━━ GIVEN DATA
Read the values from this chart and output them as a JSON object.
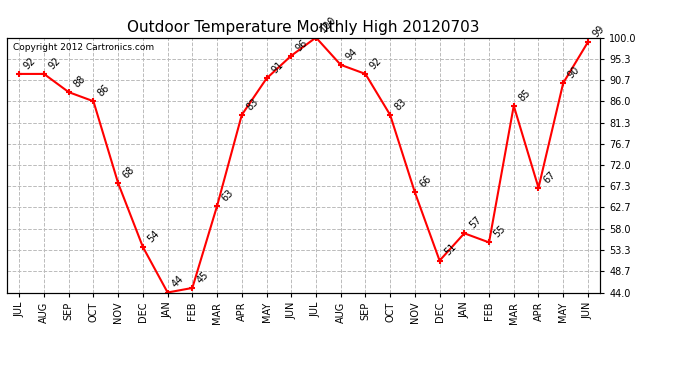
{
  "title": "Outdoor Temperature Monthly High 20120703",
  "copyright": "Copyright 2012 Cartronics.com",
  "months": [
    "JUL",
    "AUG",
    "SEP",
    "OCT",
    "NOV",
    "DEC",
    "JAN",
    "FEB",
    "MAR",
    "APR",
    "MAY",
    "JUN",
    "JUL",
    "AUG",
    "SEP",
    "OCT",
    "NOV",
    "DEC",
    "JAN",
    "FEB",
    "MAR",
    "APR",
    "MAY",
    "JUN"
  ],
  "values": [
    92,
    92,
    88,
    86,
    68,
    54,
    44,
    45,
    63,
    83,
    91,
    96,
    100,
    94,
    92,
    83,
    66,
    51,
    57,
    55,
    85,
    67,
    90,
    99
  ],
  "ylim": [
    44.0,
    100.0
  ],
  "yticks": [
    44.0,
    48.7,
    53.3,
    58.0,
    62.7,
    67.3,
    72.0,
    76.7,
    81.3,
    86.0,
    90.7,
    95.3,
    100.0
  ],
  "ytick_labels": [
    "44.0",
    "48.7",
    "53.3",
    "58.0",
    "62.7",
    "67.3",
    "72.0",
    "76.7",
    "81.3",
    "86.0",
    "90.7",
    "95.3",
    "100.0"
  ],
  "line_color": "red",
  "marker": "+",
  "bg_color": "white",
  "grid_color": "#bbbbbb",
  "title_fontsize": 11,
  "label_fontsize": 7,
  "annot_fontsize": 7,
  "copyright_fontsize": 6.5
}
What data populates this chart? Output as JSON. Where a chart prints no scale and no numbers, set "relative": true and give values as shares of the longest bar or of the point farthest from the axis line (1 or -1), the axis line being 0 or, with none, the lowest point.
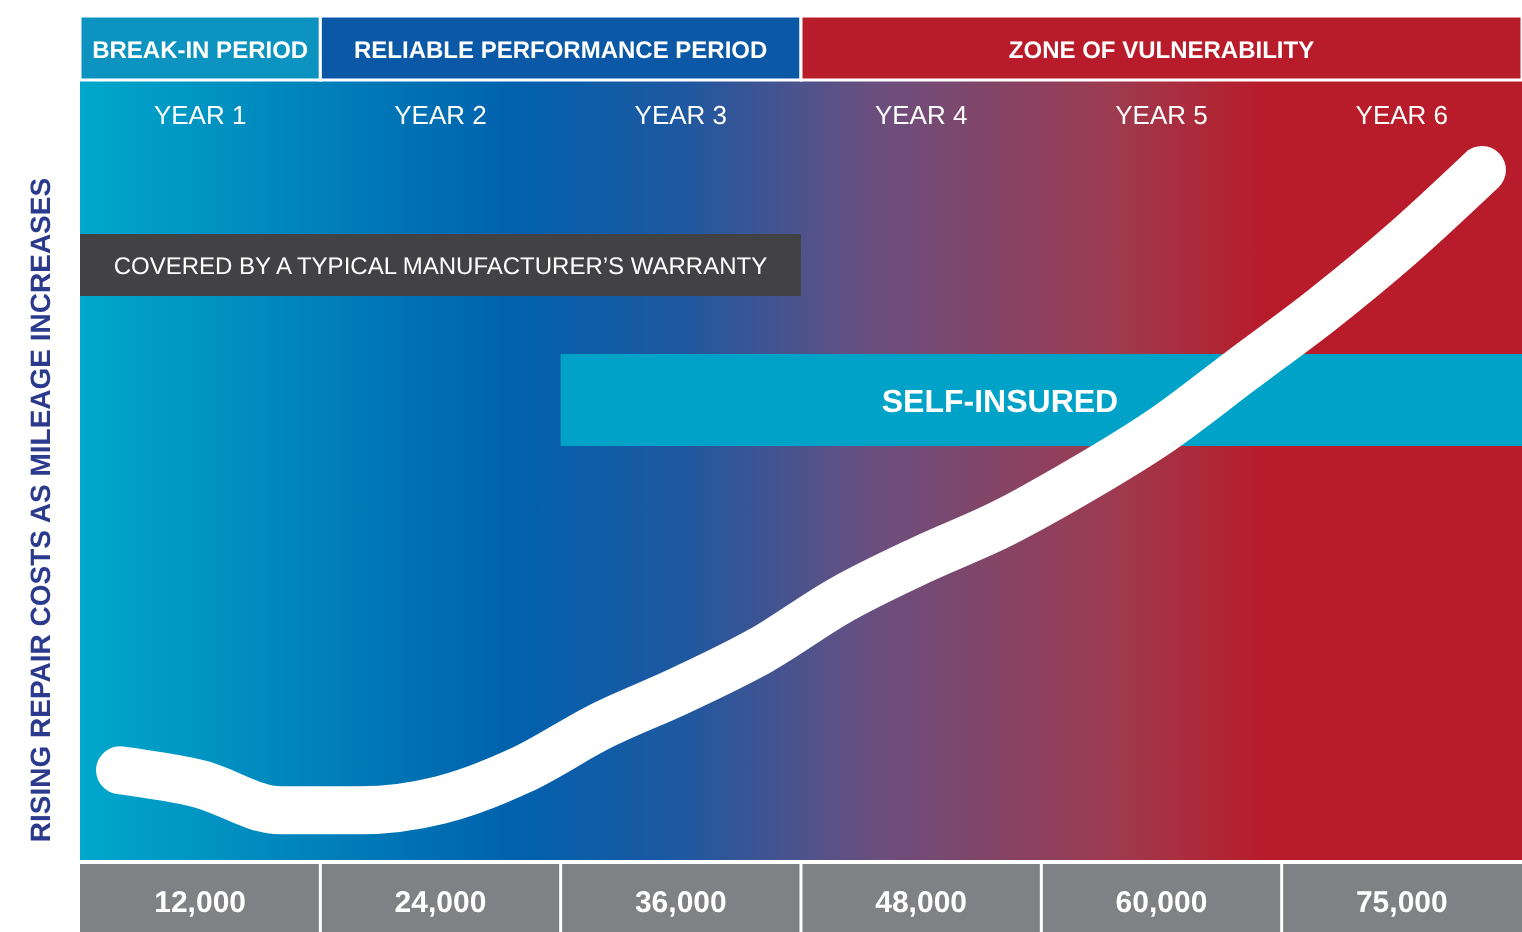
{
  "chart_data": {
    "type": "line",
    "relative": true,
    "ylabel": "RISING REPAIR COSTS AS MILEAGE INCREASES",
    "categories": [
      null,
      "12,000",
      null,
      null,
      "24,000",
      null,
      null,
      "36,000",
      null,
      null,
      "48,000",
      null,
      null,
      "60,000",
      null,
      null,
      "75,000",
      null
    ],
    "series": [
      {
        "color": "#ffffff",
        "values": [
          0.13,
          0.11,
          0.072,
          0.072,
          0.087,
          0.13,
          0.194,
          0.246,
          0.304,
          0.377,
          0.435,
          0.487,
          0.551,
          0.623,
          0.71,
          0.797,
          0.893,
          1
        ]
      }
    ],
    "annotations": [
      "BREAK-IN PERIOD",
      "RELIABLE PERFORMANCE PERIOD",
      "ZONE OF VULNERABILITY",
      "YEAR 1",
      "YEAR 2",
      "YEAR 3",
      "YEAR 4",
      "YEAR 5",
      "YEAR 6",
      "COVERED BY A TYPICAL MANUFACTURER’S WARRANTY",
      "SELF-INSURED"
    ],
    "line_style": "solid"
  }
}
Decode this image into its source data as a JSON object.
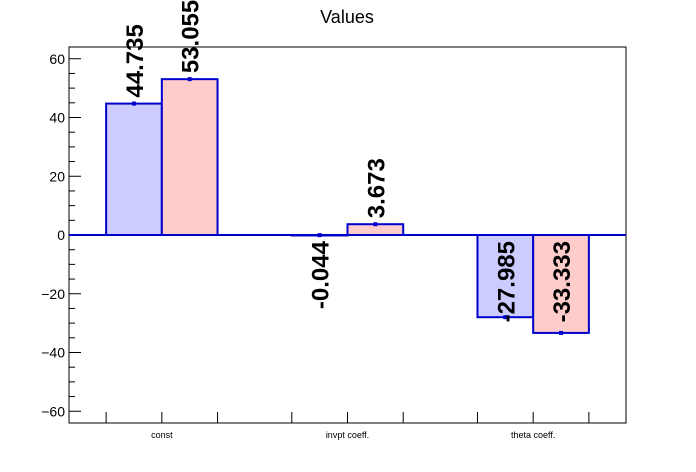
{
  "chart_data": {
    "type": "bar",
    "title": "Values",
    "xlabel": "",
    "ylabel": "",
    "categories": [
      "const",
      "invpt coeff.",
      "theta coeff."
    ],
    "ylim": [
      -64,
      64
    ],
    "yticks": [
      -60,
      -40,
      -20,
      0,
      20,
      40,
      60
    ],
    "ytick_labels": [
      "−60",
      "−40",
      "−20",
      "0",
      "20",
      "40",
      "60"
    ],
    "series": [
      {
        "values": [
          44.735,
          -0.044,
          -27.985
        ],
        "labels": [
          "44.735",
          "-0.044",
          "-27.985"
        ],
        "color": "#ccccff",
        "edge": "#0000cc"
      },
      {
        "values": [
          53.055,
          3.673,
          -33.333
        ],
        "labels": [
          "53.055",
          "3.673",
          "-33.333"
        ],
        "color": "#ffcccc",
        "edge": "#0000cc"
      }
    ],
    "grid": false,
    "legend": "none"
  }
}
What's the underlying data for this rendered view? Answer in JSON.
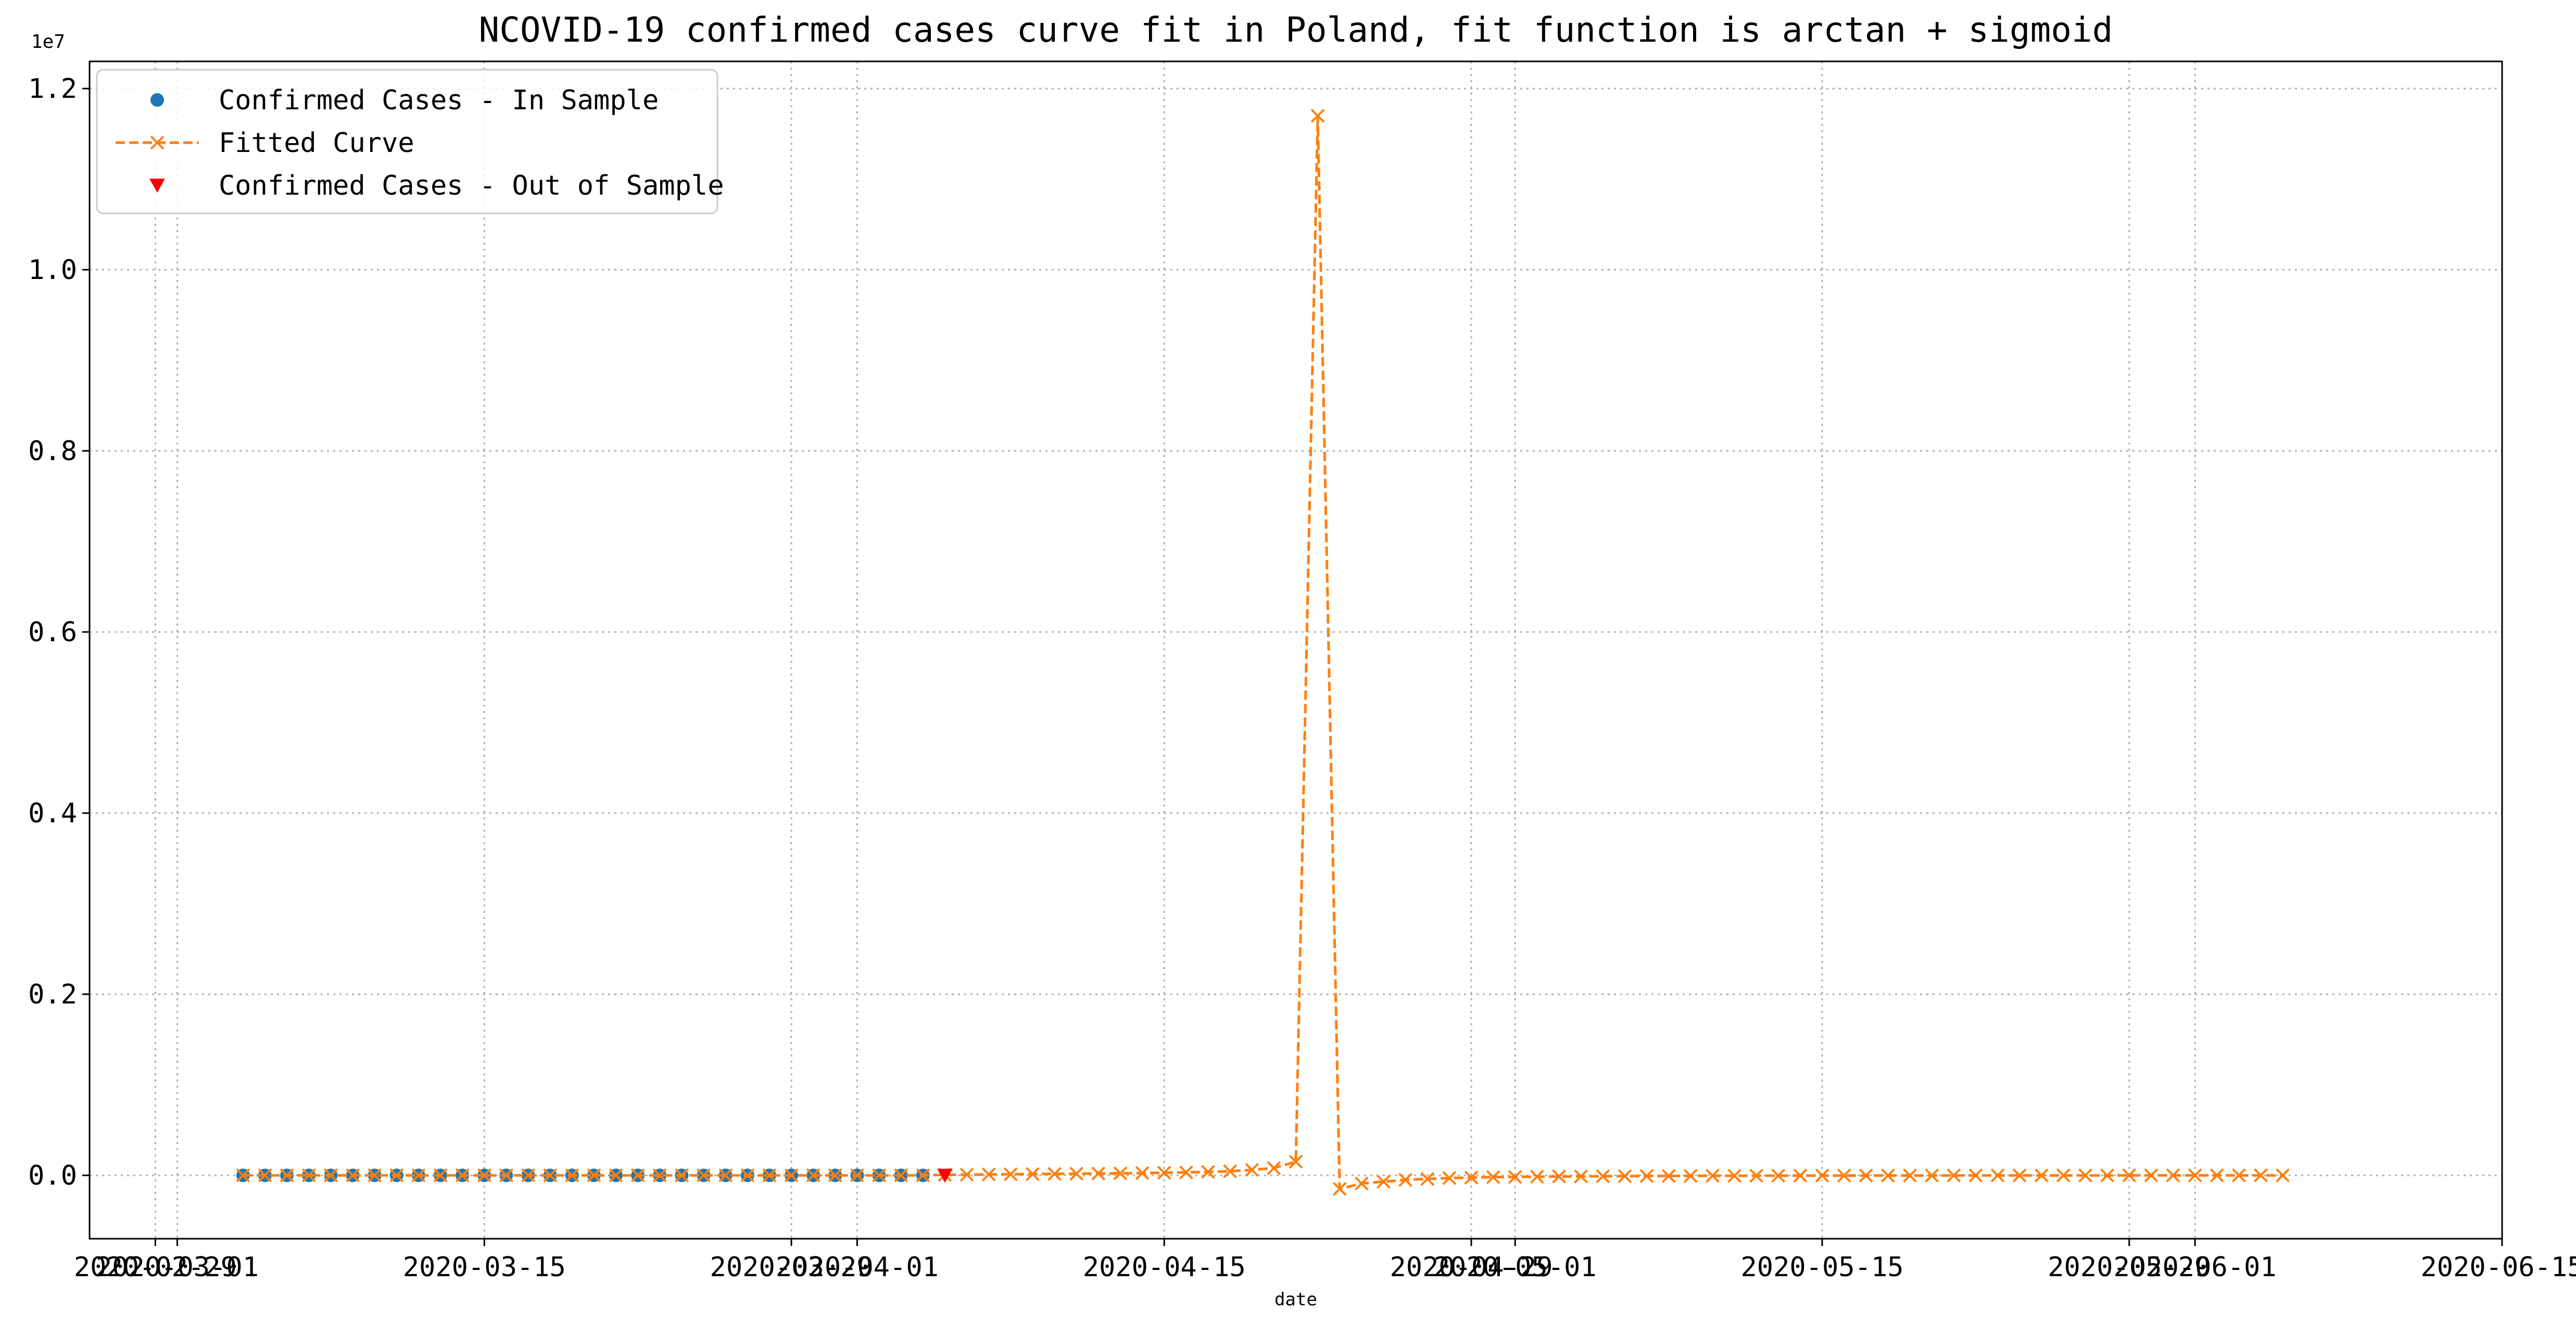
{
  "chart_data": {
    "type": "line",
    "title": "NCOVID-19 confirmed cases curve fit in Poland, fit function is arctan + sigmoid",
    "xlabel": "date",
    "ylabel": "",
    "y_offset_label": "1e7",
    "xlim": [
      "2020-02-26",
      "2020-06-15"
    ],
    "ylim": [
      -0.07,
      1.23
    ],
    "y_scale": 10000000,
    "grid": true,
    "legend_position": "upper left",
    "x_ticks": [
      {
        "date": "2020-02-29",
        "label": "2020-02-29"
      },
      {
        "date": "2020-03-01",
        "label": "2020-03-01"
      },
      {
        "date": "2020-03-15",
        "label": "2020-03-15"
      },
      {
        "date": "2020-03-29",
        "label": "2020-03-29"
      },
      {
        "date": "2020-04-01",
        "label": "2020-04-01"
      },
      {
        "date": "2020-04-15",
        "label": "2020-04-15"
      },
      {
        "date": "2020-04-29",
        "label": "2020-04-29"
      },
      {
        "date": "2020-05-01",
        "label": "2020-05-01"
      },
      {
        "date": "2020-05-15",
        "label": "2020-05-15"
      },
      {
        "date": "2020-05-29",
        "label": "2020-05-29"
      },
      {
        "date": "2020-06-01",
        "label": "2020-06-01"
      },
      {
        "date": "2020-06-15",
        "label": "2020-06-15"
      }
    ],
    "y_ticks": [
      {
        "value": 0.0,
        "label": "0.0"
      },
      {
        "value": 0.2,
        "label": "0.2"
      },
      {
        "value": 0.4,
        "label": "0.4"
      },
      {
        "value": 0.6,
        "label": "0.6"
      },
      {
        "value": 0.8,
        "label": "0.8"
      },
      {
        "value": 1.0,
        "label": "1.0"
      },
      {
        "value": 1.2,
        "label": "1.2"
      }
    ],
    "series": [
      {
        "name": "Confirmed Cases - In Sample",
        "kind": "scatter",
        "marker": "circle",
        "color": "#1f77b4",
        "start_date": "2020-03-04",
        "values": [
          0,
          0,
          0,
          0,
          0,
          0,
          0,
          0,
          0,
          0,
          0,
          0,
          0,
          0,
          0,
          0,
          0,
          0,
          0,
          0,
          0,
          0,
          0,
          0,
          0,
          0,
          0,
          0,
          0,
          0,
          0,
          0
        ]
      },
      {
        "name": "Fitted Curve",
        "kind": "line",
        "marker": "x",
        "color": "#ff7f0e",
        "start_date": "2020-03-04",
        "values": [
          0,
          0,
          0,
          0,
          0,
          0,
          0,
          0,
          0,
          0,
          0,
          0,
          0,
          0,
          0,
          0,
          0,
          0,
          0,
          0,
          0,
          0,
          0,
          0,
          0,
          0,
          0,
          0,
          0,
          0,
          0,
          0,
          0.0005,
          0.0007,
          0.001,
          0.0012,
          0.0014,
          0.0016,
          0.0018,
          0.002,
          0.0022,
          0.0025,
          0.0028,
          0.0032,
          0.0038,
          0.0045,
          0.006,
          0.008,
          0.015,
          1.17,
          -0.015,
          -0.009,
          -0.007,
          -0.005,
          -0.004,
          -0.003,
          -0.0025,
          -0.002,
          -0.0018,
          -0.0015,
          -0.0013,
          -0.0012,
          -0.001,
          -0.0009,
          -0.0008,
          -0.0007,
          -0.0006,
          -0.0005,
          -0.0005,
          -0.0004,
          -0.0004,
          -0.0003,
          -0.0003,
          -0.0003,
          -0.0002,
          -0.0002,
          -0.0002,
          -0.0002,
          -0.0001,
          -0.0001,
          -0.0001,
          -0.0001,
          -0.0001,
          -0.0001,
          -0.0001,
          -0.0001,
          0,
          0,
          0,
          0,
          0,
          0,
          0,
          0
        ]
      },
      {
        "name": "Confirmed Cases - Out of Sample",
        "kind": "scatter",
        "marker": "triangle-down",
        "color": "#ff0000",
        "start_date": "2020-04-05",
        "values": [
          0
        ]
      }
    ]
  }
}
━━━━
TASK PROMPT
Check each line of the records for "object" and copy the ones that contain it.

EXERCISE RESULT
Read the values from this chart and output them as a JSON object.
Decode this image into its source data as a JSON object.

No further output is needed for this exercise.